## GIVEN INSTRUCTION
Copy each line of the data below with the word "CLEVEDON".

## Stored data
——————————
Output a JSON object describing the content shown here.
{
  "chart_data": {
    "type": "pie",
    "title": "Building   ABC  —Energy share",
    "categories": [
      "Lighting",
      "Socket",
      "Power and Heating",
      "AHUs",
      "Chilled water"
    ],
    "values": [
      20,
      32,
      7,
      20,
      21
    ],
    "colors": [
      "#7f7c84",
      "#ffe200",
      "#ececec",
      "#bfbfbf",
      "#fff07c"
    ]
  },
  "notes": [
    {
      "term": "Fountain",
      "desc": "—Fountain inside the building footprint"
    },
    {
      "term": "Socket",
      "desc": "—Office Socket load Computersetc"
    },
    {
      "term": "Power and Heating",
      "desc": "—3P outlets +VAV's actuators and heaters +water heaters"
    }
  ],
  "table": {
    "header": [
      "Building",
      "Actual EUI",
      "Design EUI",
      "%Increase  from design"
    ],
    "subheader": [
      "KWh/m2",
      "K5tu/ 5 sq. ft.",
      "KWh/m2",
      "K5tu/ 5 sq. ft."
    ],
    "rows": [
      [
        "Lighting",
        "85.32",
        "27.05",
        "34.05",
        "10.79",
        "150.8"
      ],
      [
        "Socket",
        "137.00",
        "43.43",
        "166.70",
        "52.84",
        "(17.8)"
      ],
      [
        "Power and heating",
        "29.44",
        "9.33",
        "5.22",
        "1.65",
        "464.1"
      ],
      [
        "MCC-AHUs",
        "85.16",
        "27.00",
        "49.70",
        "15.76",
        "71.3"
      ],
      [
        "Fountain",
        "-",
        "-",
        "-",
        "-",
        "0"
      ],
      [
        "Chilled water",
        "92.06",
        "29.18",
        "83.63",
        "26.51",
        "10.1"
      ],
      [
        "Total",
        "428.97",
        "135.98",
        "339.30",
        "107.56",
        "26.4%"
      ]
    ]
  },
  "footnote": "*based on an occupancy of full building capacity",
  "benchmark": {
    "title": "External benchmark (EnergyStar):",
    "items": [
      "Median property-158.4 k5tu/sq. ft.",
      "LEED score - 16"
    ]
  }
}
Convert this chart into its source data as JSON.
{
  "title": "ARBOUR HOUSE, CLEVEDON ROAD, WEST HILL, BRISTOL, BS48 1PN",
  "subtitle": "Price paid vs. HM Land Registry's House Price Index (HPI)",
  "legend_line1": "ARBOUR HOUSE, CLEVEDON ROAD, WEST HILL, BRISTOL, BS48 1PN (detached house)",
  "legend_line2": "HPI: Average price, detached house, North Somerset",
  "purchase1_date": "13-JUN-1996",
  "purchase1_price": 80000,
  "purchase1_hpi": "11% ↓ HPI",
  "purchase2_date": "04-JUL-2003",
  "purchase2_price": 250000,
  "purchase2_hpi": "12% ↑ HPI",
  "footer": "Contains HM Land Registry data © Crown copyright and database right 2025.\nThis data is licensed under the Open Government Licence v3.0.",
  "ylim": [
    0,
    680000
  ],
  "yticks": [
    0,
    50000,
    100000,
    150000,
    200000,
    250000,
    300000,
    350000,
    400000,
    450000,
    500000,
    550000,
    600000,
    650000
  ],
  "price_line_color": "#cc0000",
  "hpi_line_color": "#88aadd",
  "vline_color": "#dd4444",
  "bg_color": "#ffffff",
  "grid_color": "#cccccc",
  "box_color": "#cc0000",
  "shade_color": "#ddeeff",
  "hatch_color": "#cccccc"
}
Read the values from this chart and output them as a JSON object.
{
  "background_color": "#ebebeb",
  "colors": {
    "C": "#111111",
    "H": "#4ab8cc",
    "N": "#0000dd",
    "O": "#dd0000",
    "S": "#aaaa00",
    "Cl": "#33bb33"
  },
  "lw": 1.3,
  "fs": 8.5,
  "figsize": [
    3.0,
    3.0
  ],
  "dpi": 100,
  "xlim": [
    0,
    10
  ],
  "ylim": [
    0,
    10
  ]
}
——————————
## RESULT BELOW
  "title": "ARBOUR HOUSE, CLEVEDON ROAD, WEST HILL, BRISTOL, BS48 1PN",
  "legend_line1": "ARBOUR HOUSE, CLEVEDON ROAD, WEST HILL, BRISTOL, BS48 1PN (detached house)",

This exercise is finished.